##### MATERIAL FOR THIS TASK
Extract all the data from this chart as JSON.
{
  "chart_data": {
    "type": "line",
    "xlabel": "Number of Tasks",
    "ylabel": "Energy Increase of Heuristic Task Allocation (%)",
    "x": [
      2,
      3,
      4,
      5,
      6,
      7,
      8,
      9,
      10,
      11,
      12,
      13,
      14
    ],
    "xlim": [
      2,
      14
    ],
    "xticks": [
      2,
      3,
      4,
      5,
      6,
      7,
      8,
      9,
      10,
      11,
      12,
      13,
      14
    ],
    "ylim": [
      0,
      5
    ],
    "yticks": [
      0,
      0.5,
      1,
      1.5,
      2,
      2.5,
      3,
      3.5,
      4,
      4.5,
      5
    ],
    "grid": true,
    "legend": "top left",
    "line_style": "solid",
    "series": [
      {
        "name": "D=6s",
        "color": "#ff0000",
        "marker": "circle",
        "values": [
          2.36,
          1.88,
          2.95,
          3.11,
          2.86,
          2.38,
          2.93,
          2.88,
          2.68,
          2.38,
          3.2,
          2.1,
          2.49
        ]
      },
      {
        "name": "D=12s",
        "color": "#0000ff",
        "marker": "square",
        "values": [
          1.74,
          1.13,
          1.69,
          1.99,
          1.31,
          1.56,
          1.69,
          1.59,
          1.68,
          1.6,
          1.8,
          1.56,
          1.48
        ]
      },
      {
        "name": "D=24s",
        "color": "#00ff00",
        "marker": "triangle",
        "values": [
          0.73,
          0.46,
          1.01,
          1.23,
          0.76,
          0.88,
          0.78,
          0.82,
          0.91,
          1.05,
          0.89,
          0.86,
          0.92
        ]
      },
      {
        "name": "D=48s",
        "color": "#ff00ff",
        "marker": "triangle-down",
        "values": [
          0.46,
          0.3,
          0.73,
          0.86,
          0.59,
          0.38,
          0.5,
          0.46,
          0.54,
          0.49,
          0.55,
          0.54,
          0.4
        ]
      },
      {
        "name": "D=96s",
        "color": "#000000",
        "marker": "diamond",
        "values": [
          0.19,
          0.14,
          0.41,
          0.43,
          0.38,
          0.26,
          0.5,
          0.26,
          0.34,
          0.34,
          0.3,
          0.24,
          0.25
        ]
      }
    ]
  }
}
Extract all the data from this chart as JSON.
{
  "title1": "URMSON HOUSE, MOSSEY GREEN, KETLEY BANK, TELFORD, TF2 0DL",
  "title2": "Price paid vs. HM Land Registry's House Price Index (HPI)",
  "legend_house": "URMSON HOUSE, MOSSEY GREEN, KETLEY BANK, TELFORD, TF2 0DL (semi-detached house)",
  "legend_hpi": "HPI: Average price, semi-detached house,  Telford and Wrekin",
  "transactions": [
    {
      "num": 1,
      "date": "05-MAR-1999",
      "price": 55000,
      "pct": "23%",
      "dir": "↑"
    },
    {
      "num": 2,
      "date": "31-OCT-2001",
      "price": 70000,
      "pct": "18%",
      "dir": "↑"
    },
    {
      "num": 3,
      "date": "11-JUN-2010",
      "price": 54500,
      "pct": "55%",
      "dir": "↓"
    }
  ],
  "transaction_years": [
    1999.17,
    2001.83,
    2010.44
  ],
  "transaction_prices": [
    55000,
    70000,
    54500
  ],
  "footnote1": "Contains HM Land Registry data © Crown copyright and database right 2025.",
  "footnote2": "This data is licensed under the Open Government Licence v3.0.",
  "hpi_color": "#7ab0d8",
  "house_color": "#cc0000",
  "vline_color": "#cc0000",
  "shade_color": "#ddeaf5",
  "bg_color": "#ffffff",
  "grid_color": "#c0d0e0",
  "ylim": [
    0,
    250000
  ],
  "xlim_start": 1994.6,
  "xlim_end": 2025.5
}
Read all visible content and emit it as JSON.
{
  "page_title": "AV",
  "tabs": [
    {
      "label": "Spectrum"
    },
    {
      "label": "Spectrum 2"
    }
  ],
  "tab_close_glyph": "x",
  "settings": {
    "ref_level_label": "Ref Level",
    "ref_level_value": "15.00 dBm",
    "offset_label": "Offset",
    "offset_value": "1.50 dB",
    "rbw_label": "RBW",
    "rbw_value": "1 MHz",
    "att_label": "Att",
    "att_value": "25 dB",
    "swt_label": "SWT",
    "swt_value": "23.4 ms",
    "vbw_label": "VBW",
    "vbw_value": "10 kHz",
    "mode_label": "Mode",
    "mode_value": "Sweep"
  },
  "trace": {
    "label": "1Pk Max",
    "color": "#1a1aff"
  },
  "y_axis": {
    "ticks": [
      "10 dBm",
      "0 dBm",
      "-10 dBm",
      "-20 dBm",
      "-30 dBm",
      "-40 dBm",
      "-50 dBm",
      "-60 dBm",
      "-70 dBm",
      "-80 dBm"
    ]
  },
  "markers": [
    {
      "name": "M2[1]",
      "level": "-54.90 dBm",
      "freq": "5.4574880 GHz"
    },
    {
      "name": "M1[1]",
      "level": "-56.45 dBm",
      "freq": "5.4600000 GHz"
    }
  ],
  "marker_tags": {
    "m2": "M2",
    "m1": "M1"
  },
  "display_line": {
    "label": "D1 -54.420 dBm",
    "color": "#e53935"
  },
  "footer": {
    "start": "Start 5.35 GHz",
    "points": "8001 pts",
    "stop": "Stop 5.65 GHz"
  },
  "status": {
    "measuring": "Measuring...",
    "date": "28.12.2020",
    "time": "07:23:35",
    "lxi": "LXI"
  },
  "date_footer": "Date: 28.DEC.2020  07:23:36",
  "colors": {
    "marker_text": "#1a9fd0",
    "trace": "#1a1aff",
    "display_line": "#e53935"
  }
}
##########
# [EXERCISE TASK]
Set down the material above again, word for word.

# [THE ANSWER]
Extract all the data from this chart as JSON.
{
  "chart_data": {
    "type": "line",
    "xlabel": "Number of Tasks",
    "ylabel": "Energy Increase of Heuristic Task Allocation (%)",
    "x": [
      2,
      3,
      4,
      5,
      6,
      7,
      8,
      9,
      10,
      11,
      12,
      13,
      14
    ],
    "xlim": [
      2,
      14
    ],
    "xticks": [
      2,
      3,
      4,
      5,
      6,
      7,
      8,
      9,
      10,
      11,
      12,
      13,
      14
    ],
    "ylim": [
      0,
      5
    ],
    "yticks": [
      0,
      0.5,
      1,
      1.5,
      2,
      2.5,
      3,
      3.5,
      4,
      4.5,
      5
    ],
    "grid": true,
    "legend": "top left",
    "line_style": "solid",
    "series": [
      {
        "name": "D=6s",
        "color": "#ff0000",
        "marker": "circle",
        "values": [
          2.36,
          1.88,
          2.95,
          3.11,
          2.86,
          2.38,
          2.93,
          2.88,
          2.68,
          2.38,
          3.2,
          2.1,
          2.49
        ]
      },
      {
        "name": "D=12s",
        "color": "#0000ff",
        "marker": "square",
        "values": [
          1.74,
          1.13,
          1.69,
          1.99,
          1.31,
          1.56,
          1.69,
          1.59,
          1.68,
          1.6,
          1.8,
          1.56,
          1.48
        ]
      },
      {
        "name": "D=24s",
        "color": "#00ff00",
        "marker": "triangle",
        "values": [
          0.73,
          0.46,
          1.01,
          1.23,
          0.76,
          0.88,
          0.78,
          0.82,
          0.91,
          1.05,
          0.89,
          0.86,
          0.92
        ]
      },
      {
        "name": "D=48s",
        "color": "#ff00ff",
        "marker": "triangle-down",
        "values": [
          0.46,
          0.3,
          0.73,
          0.86,
          0.59,
          0.38,
          0.5,
          0.46,
          0.54,
          0.49,
          0.55,
          0.54,
          0.4
        ]
      },
      {
        "name": "D=96s",
        "color": "#000000",
        "marker": "diamond",
        "values": [
          0.19,
          0.14,
          0.41,
          0.43,
          0.38,
          0.26,
          0.5,
          0.26,
          0.34,
          0.34,
          0.3,
          0.24,
          0.25
        ]
      }
    ]
  }
}
Extract all the data from this chart as JSON.
{
  "title1": "URMSON HOUSE, MOSSEY GREEN, KETLEY BANK, TELFORD, TF2 0DL",
  "title2": "Price paid vs. HM Land Registry's House Price Index (HPI)",
  "legend_house": "URMSON HOUSE, MOSSEY GREEN, KETLEY BANK, TELFORD, TF2 0DL (semi-detached house)",
  "legend_hpi": "HPI: Average price, semi-detached house,  Telford and Wrekin",
  "transactions": [
    {
      "num": 1,
      "date": "05-MAR-1999",
      "price": 55000,
      "pct": "23%",
      "dir": "↑"
    },
    {
      "num": 2,
      "date": "31-OCT-2001",
      "price": 70000,
      "pct": "18%",
      "dir": "↑"
    },
    {
      "num": 3,
      "date": "11-JUN-2010",
      "price": 54500,
      "pct": "55%",
      "dir": "↓"
    }
  ],
  "transaction_years": [
    1999.17,
    2001.83,
    2010.44
  ],
  "transaction_prices": [
    55000,
    70000,
    54500
  ],
  "footnote1": "Contains HM Land Registry data © Crown copyright and database right 2025.",
  "footnote2": "This data is licensed under the Open Government Licence v3.0.",
  "hpi_color": "#7ab0d8",
  "house_color": "#cc0000",
  "vline_color": "#cc0000",
  "shade_color": "#ddeaf5",
  "bg_color": "#ffffff",
  "grid_color": "#c0d0e0",
  "ylim": [
    0,
    250000
  ],
  "xlim_start": 1994.6,
  "xlim_end": 2025.5
}
Read all visible content and emit it as JSON.
{
  "page_title": "AV",
  "tabs": [
    {
      "label": "Spectrum"
    },
    {
      "label": "Spectrum 2"
    }
  ],
  "tab_close_glyph": "x",
  "settings": {
    "ref_level_label": "Ref Level",
    "ref_level_value": "15.00 dBm",
    "offset_label": "Offset",
    "offset_value": "1.50 dB",
    "rbw_label": "RBW",
    "rbw_value": "1 MHz",
    "att_label": "Att",
    "att_value": "25 dB",
    "swt_label": "SWT",
    "swt_value": "23.4 ms",
    "vbw_label": "VBW",
    "vbw_value": "10 kHz",
    "mode_label": "Mode",
    "mode_value": "Sweep"
  },
  "trace": {
    "label": "1Pk Max",
    "color": "#1a1aff"
  },
  "y_axis": {
    "ticks": [
      "10 dBm",
      "0 dBm",
      "-10 dBm",
      "-20 dBm",
      "-30 dBm",
      "-40 dBm",
      "-50 dBm",
      "-60 dBm",
      "-70 dBm",
      "-80 dBm"
    ]
  },
  "markers": [
    {
      "name": "M2[1]",
      "level": "-54.90 dBm",
      "freq": "5.4574880 GHz"
    },
    {
      "name": "M1[1]",
      "level": "-56.45 dBm",
      "freq": "5.4600000 GHz"
    }
  ],
  "marker_tags": {
    "m2": "M2",
    "m1": "M1"
  },
  "display_line": {
    "label": "D1 -54.420 dBm",
    "color": "#e53935"
  },
  "footer": {
    "start": "Start 5.35 GHz",
    "points": "8001 pts",
    "stop": "Stop 5.65 GHz"
  },
  "status": {
    "measuring": "Measuring...",
    "date": "28.12.2020",
    "time": "07:23:35",
    "lxi": "LXI"
  },
  "date_footer": "Date: 28.DEC.2020  07:23:36",
  "colors": {
    "marker_text": "#1a9fd0",
    "trace": "#1a1aff",
    "display_line": "#e53935"
  }
}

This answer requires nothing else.